--- Raw data Enclosed Below ---

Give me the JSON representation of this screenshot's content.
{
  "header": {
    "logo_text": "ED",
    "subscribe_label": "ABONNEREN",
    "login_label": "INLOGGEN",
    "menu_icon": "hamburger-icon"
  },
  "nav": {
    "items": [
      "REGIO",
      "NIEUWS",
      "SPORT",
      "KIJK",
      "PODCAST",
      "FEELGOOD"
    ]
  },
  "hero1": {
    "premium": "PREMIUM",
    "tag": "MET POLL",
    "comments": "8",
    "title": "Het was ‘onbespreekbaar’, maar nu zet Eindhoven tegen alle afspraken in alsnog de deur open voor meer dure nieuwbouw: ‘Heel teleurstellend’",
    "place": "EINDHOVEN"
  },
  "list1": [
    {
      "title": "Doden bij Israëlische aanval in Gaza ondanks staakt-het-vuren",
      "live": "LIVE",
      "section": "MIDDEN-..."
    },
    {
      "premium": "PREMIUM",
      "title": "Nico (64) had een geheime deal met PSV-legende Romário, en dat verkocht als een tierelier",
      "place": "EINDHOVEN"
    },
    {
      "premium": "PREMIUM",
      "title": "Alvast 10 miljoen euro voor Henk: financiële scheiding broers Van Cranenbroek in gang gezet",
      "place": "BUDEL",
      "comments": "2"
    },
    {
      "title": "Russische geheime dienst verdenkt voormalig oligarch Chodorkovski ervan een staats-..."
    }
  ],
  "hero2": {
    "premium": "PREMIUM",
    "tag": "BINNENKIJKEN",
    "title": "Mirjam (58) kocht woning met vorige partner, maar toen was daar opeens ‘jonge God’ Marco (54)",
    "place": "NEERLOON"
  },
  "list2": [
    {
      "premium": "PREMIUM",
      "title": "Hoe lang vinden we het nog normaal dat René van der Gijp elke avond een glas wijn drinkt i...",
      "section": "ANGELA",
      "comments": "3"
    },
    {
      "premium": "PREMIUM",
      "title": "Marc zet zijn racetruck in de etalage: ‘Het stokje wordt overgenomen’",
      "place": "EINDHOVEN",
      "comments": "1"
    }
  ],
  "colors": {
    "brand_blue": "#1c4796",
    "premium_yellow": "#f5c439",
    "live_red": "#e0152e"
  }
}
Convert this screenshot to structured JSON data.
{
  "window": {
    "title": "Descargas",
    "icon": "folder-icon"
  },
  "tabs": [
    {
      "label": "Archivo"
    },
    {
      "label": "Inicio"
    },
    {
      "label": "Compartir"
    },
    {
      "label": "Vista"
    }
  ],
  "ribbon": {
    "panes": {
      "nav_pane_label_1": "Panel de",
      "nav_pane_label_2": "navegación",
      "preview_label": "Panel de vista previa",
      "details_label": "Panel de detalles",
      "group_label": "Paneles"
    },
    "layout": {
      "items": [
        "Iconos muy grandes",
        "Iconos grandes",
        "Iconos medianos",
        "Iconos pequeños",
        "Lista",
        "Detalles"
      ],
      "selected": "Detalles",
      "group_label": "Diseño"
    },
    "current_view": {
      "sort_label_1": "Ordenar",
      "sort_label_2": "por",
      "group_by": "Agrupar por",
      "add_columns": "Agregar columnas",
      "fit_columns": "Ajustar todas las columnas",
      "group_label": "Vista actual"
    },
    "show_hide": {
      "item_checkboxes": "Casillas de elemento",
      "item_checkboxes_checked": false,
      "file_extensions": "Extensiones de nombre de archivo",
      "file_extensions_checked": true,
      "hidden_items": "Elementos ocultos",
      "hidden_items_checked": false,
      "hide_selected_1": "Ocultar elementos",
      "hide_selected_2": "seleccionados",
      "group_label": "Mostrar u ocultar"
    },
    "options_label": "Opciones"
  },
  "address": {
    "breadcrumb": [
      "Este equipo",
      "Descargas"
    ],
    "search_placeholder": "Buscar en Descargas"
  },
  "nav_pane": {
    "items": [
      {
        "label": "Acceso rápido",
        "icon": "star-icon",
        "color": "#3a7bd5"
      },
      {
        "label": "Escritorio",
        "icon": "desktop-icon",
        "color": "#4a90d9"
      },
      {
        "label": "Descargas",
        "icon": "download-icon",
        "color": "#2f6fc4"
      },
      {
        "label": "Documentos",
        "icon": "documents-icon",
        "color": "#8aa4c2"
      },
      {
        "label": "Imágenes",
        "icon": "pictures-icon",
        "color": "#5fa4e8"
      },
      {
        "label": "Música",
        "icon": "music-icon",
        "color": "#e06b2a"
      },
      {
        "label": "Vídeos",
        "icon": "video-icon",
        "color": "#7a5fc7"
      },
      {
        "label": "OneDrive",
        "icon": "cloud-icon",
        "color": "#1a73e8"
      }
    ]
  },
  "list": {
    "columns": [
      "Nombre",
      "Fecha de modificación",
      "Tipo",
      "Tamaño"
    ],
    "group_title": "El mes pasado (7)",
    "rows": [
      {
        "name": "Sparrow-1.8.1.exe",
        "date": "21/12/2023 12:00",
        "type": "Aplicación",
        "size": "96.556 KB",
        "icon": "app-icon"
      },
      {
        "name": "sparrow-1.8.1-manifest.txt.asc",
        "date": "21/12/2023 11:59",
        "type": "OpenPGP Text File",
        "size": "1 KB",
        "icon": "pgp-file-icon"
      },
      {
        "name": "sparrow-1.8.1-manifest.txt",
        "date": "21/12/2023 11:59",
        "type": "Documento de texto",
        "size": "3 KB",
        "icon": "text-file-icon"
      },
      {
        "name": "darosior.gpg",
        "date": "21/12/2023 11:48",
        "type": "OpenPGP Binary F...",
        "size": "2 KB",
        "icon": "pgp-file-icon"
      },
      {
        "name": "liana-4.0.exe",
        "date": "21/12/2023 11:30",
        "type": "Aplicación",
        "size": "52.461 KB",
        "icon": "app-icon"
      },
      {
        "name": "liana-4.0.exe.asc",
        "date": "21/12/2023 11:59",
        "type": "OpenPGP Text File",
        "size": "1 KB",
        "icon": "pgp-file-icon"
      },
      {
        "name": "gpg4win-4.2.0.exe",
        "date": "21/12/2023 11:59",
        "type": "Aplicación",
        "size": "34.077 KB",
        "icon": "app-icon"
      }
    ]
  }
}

--- End of Enclosed Raw data ---

Take the entries and copy them out exactly.

Give me the JSON representation of this screenshot's content.
{
  "header": {
    "logo_text": "ED",
    "subscribe_label": "ABONNEREN",
    "login_label": "INLOGGEN",
    "menu_icon": "hamburger-icon"
  },
  "nav": {
    "items": [
      "REGIO",
      "NIEUWS",
      "SPORT",
      "KIJK",
      "PODCAST",
      "FEELGOOD"
    ]
  },
  "hero1": {
    "premium": "PREMIUM",
    "tag": "MET POLL",
    "comments": "8",
    "title": "Het was ‘onbespreekbaar’, maar nu zet Eindhoven tegen alle afspraken in alsnog de deur open voor meer dure nieuwbouw: ‘Heel teleurstellend’",
    "place": "EINDHOVEN"
  },
  "list1": [
    {
      "title": "Doden bij Israëlische aanval in Gaza ondanks staakt-het-vuren",
      "live": "LIVE",
      "section": "MIDDEN-..."
    },
    {
      "premium": "PREMIUM",
      "title": "Nico (64) had een geheime deal met PSV-legende Romário, en dat verkocht als een tierelier",
      "place": "EINDHOVEN"
    },
    {
      "premium": "PREMIUM",
      "title": "Alvast 10 miljoen euro voor Henk: financiële scheiding broers Van Cranenbroek in gang gezet",
      "place": "BUDEL",
      "comments": "2"
    },
    {
      "title": "Russische geheime dienst verdenkt voormalig oligarch Chodorkovski ervan een staats-..."
    }
  ],
  "hero2": {
    "premium": "PREMIUM",
    "tag": "BINNENKIJKEN",
    "title": "Mirjam (58) kocht woning met vorige partner, maar toen was daar opeens ‘jonge God’ Marco (54)",
    "place": "NEERLOON"
  },
  "list2": [
    {
      "premium": "PREMIUM",
      "title": "Hoe lang vinden we het nog normaal dat René van der Gijp elke avond een glas wijn drinkt i...",
      "section": "ANGELA",
      "comments": "3"
    },
    {
      "premium": "PREMIUM",
      "title": "Marc zet zijn racetruck in de etalage: ‘Het stokje wordt overgenomen’",
      "place": "EINDHOVEN",
      "comments": "1"
    }
  ],
  "colors": {
    "brand_blue": "#1c4796",
    "premium_yellow": "#f5c439",
    "live_red": "#e0152e"
  }
}
Convert this screenshot to structured JSON data.
{
  "window": {
    "title": "Descargas",
    "icon": "folder-icon"
  },
  "tabs": [
    {
      "label": "Archivo"
    },
    {
      "label": "Inicio"
    },
    {
      "label": "Compartir"
    },
    {
      "label": "Vista"
    }
  ],
  "ribbon": {
    "panes": {
      "nav_pane_label_1": "Panel de",
      "nav_pane_label_2": "navegación",
      "preview_label": "Panel de vista previa",
      "details_label": "Panel de detalles",
      "group_label": "Paneles"
    },
    "layout": {
      "items": [
        "Iconos muy grandes",
        "Iconos grandes",
        "Iconos medianos",
        "Iconos pequeños",
        "Lista",
        "Detalles"
      ],
      "selected": "Detalles",
      "group_label": "Diseño"
    },
    "current_view": {
      "sort_label_1": "Ordenar",
      "sort_label_2": "por",
      "group_by": "Agrupar por",
      "add_columns": "Agregar columnas",
      "fit_columns": "Ajustar todas las columnas",
      "group_label": "Vista actual"
    },
    "show_hide": {
      "item_checkboxes": "Casillas de elemento",
      "item_checkboxes_checked": false,
      "file_extensions": "Extensiones de nombre de archivo",
      "file_extensions_checked": true,
      "hidden_items": "Elementos ocultos",
      "hidden_items_checked": false,
      "hide_selected_1": "Ocultar elementos",
      "hide_selected_2": "seleccionados",
      "group_label": "Mostrar u ocultar"
    },
    "options_label": "Opciones"
  },
  "address": {
    "breadcrumb": [
      "Este equipo",
      "Descargas"
    ],
    "search_placeholder": "Buscar en Descargas"
  },
  "nav_pane": {
    "items": [
      {
        "label": "Acceso rápido",
        "icon": "star-icon",
        "color": "#3a7bd5"
      },
      {
        "label": "Escritorio",
        "icon": "desktop-icon",
        "color": "#4a90d9"
      },
      {
        "label": "Descargas",
        "icon": "download-icon",
        "color": "#2f6fc4"
      },
      {
        "label": "Documentos",
        "icon": "documents-icon",
        "color": "#8aa4c2"
      },
      {
        "label": "Imágenes",
        "icon": "pictures-icon",
        "color": "#5fa4e8"
      },
      {
        "label": "Música",
        "icon": "music-icon",
        "color": "#e06b2a"
      },
      {
        "label": "Vídeos",
        "icon": "video-icon",
        "color": "#7a5fc7"
      },
      {
        "label": "OneDrive",
        "icon": "cloud-icon",
        "color": "#1a73e8"
      }
    ]
  },
  "list": {
    "columns": [
      "Nombre",
      "Fecha de modificación",
      "Tipo",
      "Tamaño"
    ],
    "group_title": "El mes pasado (7)",
    "rows": [
      {
        "name": "Sparrow-1.8.1.exe",
        "date": "21/12/2023 12:00",
        "type": "Aplicación",
        "size": "96.556 KB",
        "icon": "app-icon"
      },
      {
        "name": "sparrow-1.8.1-manifest.txt.asc",
        "date": "21/12/2023 11:59",
        "type": "OpenPGP Text File",
        "size": "1 KB",
        "icon": "pgp-file-icon"
      },
      {
        "name": "sparrow-1.8.1-manifest.txt",
        "date": "21/12/2023 11:59",
        "type": "Documento de texto",
        "size": "3 KB",
        "icon": "text-file-icon"
      },
      {
        "name": "darosior.gpg",
        "date": "21/12/2023 11:48",
        "type": "OpenPGP Binary F...",
        "size": "2 KB",
        "icon": "pgp-file-icon"
      },
      {
        "name": "liana-4.0.exe",
        "date": "21/12/2023 11:30",
        "type": "Aplicación",
        "size": "52.461 KB",
        "icon": "app-icon"
      },
      {
        "name": "liana-4.0.exe.asc",
        "date": "21/12/2023 11:59",
        "type": "OpenPGP Text File",
        "size": "1 KB",
        "icon": "pgp-file-icon"
      },
      {
        "name": "gpg4win-4.2.0.exe",
        "date": "21/12/2023 11:59",
        "type": "Aplicación",
        "size": "34.077 KB",
        "icon": "app-icon"
      }
    ]
  }
}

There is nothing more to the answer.